* Goal of the exercise:
Filter the entries and keep only the lines where the string "this" appears.

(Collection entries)
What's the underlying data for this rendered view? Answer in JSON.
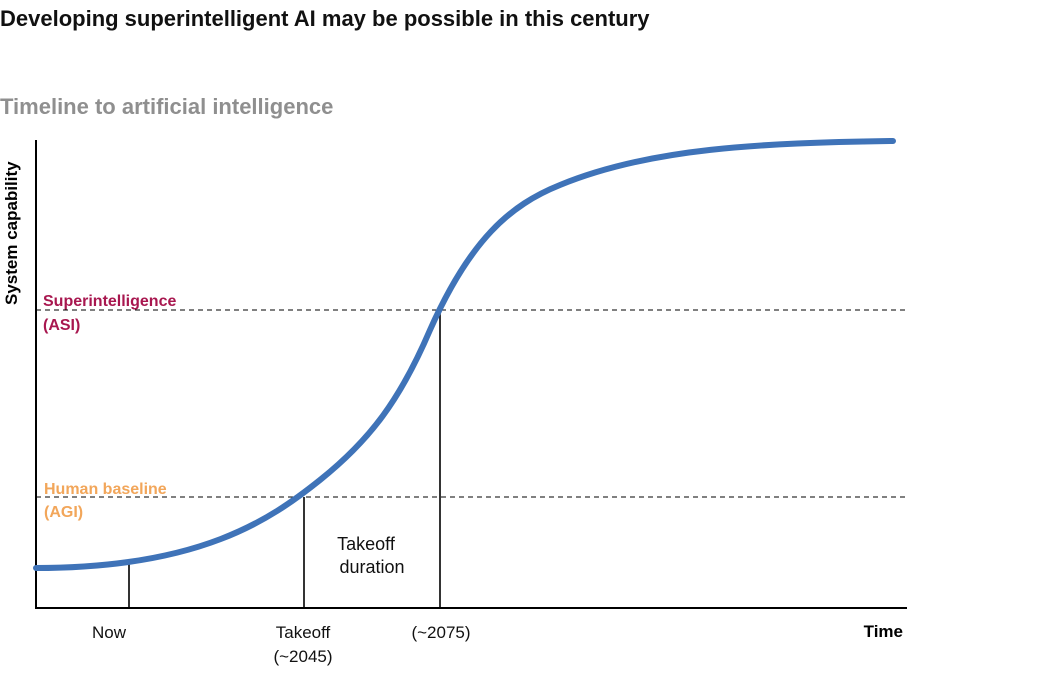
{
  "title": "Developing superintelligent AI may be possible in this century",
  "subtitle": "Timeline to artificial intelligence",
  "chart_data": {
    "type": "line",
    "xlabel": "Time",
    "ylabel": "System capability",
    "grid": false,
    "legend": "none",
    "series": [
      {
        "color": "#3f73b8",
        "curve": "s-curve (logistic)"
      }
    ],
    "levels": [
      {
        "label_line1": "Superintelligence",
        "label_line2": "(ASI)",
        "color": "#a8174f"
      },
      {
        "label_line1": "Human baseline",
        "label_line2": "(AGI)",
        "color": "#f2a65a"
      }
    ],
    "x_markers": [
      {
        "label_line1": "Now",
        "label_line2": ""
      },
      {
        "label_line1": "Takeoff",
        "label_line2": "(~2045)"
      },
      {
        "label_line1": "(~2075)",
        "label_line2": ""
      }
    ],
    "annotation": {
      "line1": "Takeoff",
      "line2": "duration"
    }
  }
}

* The solution:
What's the underlying data for this rendered view? Answer in JSON.
  "title": "Developing superintelligent AI may be possible in this century",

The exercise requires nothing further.